* **WHAT IS NEEDED**:
Word for word, copy all the data and drop the pictures.

* **GIVEN RECORDS**:

★ ★ ★ ★ ★ ★ ★

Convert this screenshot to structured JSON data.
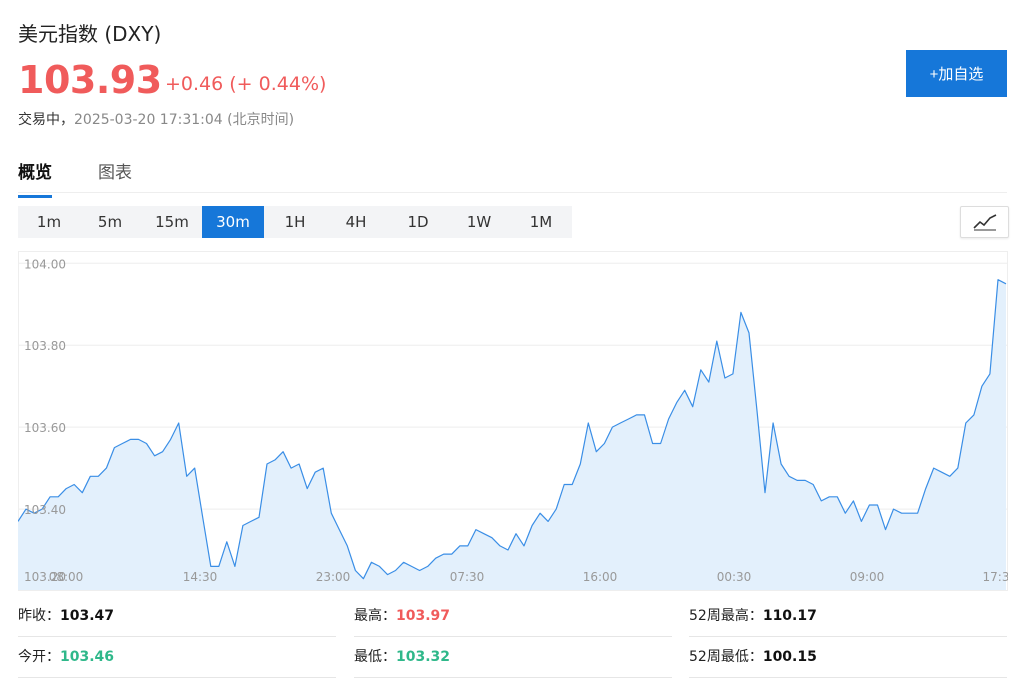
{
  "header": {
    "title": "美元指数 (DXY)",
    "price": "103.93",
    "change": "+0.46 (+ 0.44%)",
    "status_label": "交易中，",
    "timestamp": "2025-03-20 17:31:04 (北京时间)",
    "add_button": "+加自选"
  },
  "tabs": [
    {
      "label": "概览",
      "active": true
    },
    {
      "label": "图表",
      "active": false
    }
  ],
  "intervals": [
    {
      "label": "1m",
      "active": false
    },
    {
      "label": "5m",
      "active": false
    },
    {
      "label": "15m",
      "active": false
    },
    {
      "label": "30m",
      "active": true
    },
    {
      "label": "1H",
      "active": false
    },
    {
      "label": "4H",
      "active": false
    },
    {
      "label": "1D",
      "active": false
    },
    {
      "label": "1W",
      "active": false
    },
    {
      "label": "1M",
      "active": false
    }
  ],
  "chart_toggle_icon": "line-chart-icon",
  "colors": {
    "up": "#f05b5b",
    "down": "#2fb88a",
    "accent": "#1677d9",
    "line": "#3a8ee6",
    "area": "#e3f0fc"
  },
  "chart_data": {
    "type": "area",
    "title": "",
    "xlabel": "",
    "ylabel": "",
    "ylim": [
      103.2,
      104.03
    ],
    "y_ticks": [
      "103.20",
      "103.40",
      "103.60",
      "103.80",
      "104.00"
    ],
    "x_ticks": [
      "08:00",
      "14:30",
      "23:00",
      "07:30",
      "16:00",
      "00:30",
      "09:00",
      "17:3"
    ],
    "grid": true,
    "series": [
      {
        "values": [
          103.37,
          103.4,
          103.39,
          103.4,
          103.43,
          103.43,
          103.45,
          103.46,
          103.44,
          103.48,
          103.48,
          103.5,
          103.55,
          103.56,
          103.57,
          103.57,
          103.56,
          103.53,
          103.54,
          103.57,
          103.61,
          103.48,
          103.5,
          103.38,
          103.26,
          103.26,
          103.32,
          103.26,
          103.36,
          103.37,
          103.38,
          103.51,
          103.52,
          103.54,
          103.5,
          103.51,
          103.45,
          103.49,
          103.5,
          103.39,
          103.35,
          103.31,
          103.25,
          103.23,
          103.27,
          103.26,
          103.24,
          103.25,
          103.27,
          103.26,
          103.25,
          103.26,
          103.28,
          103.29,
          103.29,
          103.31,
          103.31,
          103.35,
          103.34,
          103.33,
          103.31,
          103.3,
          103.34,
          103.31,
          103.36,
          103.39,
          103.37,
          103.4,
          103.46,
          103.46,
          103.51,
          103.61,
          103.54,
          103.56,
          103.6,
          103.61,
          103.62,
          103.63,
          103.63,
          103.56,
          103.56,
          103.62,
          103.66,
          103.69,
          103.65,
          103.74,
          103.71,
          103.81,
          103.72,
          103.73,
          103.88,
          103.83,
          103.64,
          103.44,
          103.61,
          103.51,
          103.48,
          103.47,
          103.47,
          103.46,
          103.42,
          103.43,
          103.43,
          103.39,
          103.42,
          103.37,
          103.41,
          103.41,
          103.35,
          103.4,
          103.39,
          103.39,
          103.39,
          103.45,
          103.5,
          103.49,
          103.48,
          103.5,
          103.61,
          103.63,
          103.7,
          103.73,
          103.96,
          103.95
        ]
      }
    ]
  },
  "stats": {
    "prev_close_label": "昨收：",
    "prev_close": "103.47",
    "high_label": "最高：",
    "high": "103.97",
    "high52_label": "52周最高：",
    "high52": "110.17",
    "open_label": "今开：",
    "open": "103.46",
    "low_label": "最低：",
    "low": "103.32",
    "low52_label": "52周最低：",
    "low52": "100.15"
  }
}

★ ★ ★ ★ ★ ★ ★

* **ANSWER BELOW**:
Convert this screenshot to structured JSON data.
{
  "header": {
    "title": "美元指数 (DXY)",
    "price": "103.93",
    "change": "+0.46 (+ 0.44%)",
    "status_label": "交易中，",
    "timestamp": "2025-03-20 17:31:04 (北京时间)",
    "add_button": "+加自选"
  },
  "tabs": [
    {
      "label": "概览",
      "active": true
    },
    {
      "label": "图表",
      "active": false
    }
  ],
  "intervals": [
    {
      "label": "1m",
      "active": false
    },
    {
      "label": "5m",
      "active": false
    },
    {
      "label": "15m",
      "active": false
    },
    {
      "label": "30m",
      "active": true
    },
    {
      "label": "1H",
      "active": false
    },
    {
      "label": "4H",
      "active": false
    },
    {
      "label": "1D",
      "active": false
    },
    {
      "label": "1W",
      "active": false
    },
    {
      "label": "1M",
      "active": false
    }
  ],
  "chart_toggle_icon": "line-chart-icon",
  "colors": {
    "up": "#f05b5b",
    "down": "#2fb88a",
    "accent": "#1677d9",
    "line": "#3a8ee6",
    "area": "#e3f0fc"
  },
  "chart_data": {
    "type": "area",
    "title": "",
    "xlabel": "",
    "ylabel": "",
    "ylim": [
      103.2,
      104.03
    ],
    "y_ticks": [
      "103.20",
      "103.40",
      "103.60",
      "103.80",
      "104.00"
    ],
    "x_ticks": [
      "08:00",
      "14:30",
      "23:00",
      "07:30",
      "16:00",
      "00:30",
      "09:00",
      "17:3"
    ],
    "grid": true,
    "series": [
      {
        "values": [
          103.37,
          103.4,
          103.39,
          103.4,
          103.43,
          103.43,
          103.45,
          103.46,
          103.44,
          103.48,
          103.48,
          103.5,
          103.55,
          103.56,
          103.57,
          103.57,
          103.56,
          103.53,
          103.54,
          103.57,
          103.61,
          103.48,
          103.5,
          103.38,
          103.26,
          103.26,
          103.32,
          103.26,
          103.36,
          103.37,
          103.38,
          103.51,
          103.52,
          103.54,
          103.5,
          103.51,
          103.45,
          103.49,
          103.5,
          103.39,
          103.35,
          103.31,
          103.25,
          103.23,
          103.27,
          103.26,
          103.24,
          103.25,
          103.27,
          103.26,
          103.25,
          103.26,
          103.28,
          103.29,
          103.29,
          103.31,
          103.31,
          103.35,
          103.34,
          103.33,
          103.31,
          103.3,
          103.34,
          103.31,
          103.36,
          103.39,
          103.37,
          103.4,
          103.46,
          103.46,
          103.51,
          103.61,
          103.54,
          103.56,
          103.6,
          103.61,
          103.62,
          103.63,
          103.63,
          103.56,
          103.56,
          103.62,
          103.66,
          103.69,
          103.65,
          103.74,
          103.71,
          103.81,
          103.72,
          103.73,
          103.88,
          103.83,
          103.64,
          103.44,
          103.61,
          103.51,
          103.48,
          103.47,
          103.47,
          103.46,
          103.42,
          103.43,
          103.43,
          103.39,
          103.42,
          103.37,
          103.41,
          103.41,
          103.35,
          103.4,
          103.39,
          103.39,
          103.39,
          103.45,
          103.5,
          103.49,
          103.48,
          103.5,
          103.61,
          103.63,
          103.7,
          103.73,
          103.96,
          103.95
        ]
      }
    ]
  },
  "stats": {
    "prev_close_label": "昨收：",
    "prev_close": "103.47",
    "high_label": "最高：",
    "high": "103.97",
    "high52_label": "52周最高：",
    "high52": "110.17",
    "open_label": "今开：",
    "open": "103.46",
    "low_label": "最低：",
    "low": "103.32",
    "low52_label": "52周最低：",
    "low52": "100.15"
  }
}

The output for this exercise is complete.